▶ _WHAT YOU ARE ASKED TO DO_:
Every entry below must be repeated exactly; skip the pictures.

▶ _INFORMATION GIVEN_:

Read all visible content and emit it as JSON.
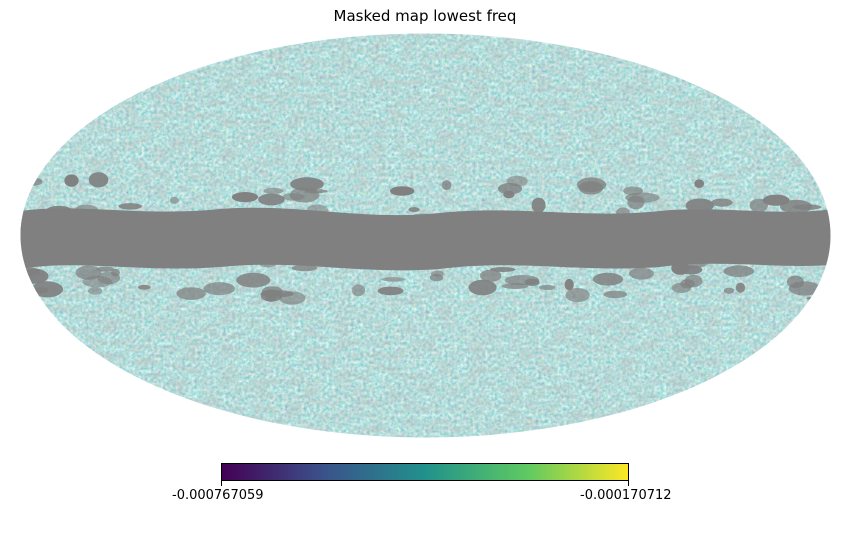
{
  "title": "Masked map lowest freq",
  "projection": "Mollweide",
  "map": {
    "masked_color": "#808080",
    "mask_description": "Galactic plane band masked in grey"
  },
  "colorbar": {
    "colormap": "viridis",
    "min_label": "-0.000767059",
    "max_label": "-0.000170712",
    "stops": [
      "#440154",
      "#3b528b",
      "#21918c",
      "#5ec962",
      "#fde725"
    ]
  }
}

▶ _EXERCISE OUTPUT_:
Read all visible content and emit it as JSON.
{
  "title": "Masked map lowest freq",
  "projection": "Mollweide",
  "map": {
    "masked_color": "#808080",
    "mask_description": "Galactic plane band masked in grey"
  },
  "colorbar": {
    "colormap": "viridis",
    "min_label": "-0.000767059",
    "max_label": "-0.000170712",
    "stops": [
      "#440154",
      "#3b528b",
      "#21918c",
      "#5ec962",
      "#fde725"
    ]
  }
}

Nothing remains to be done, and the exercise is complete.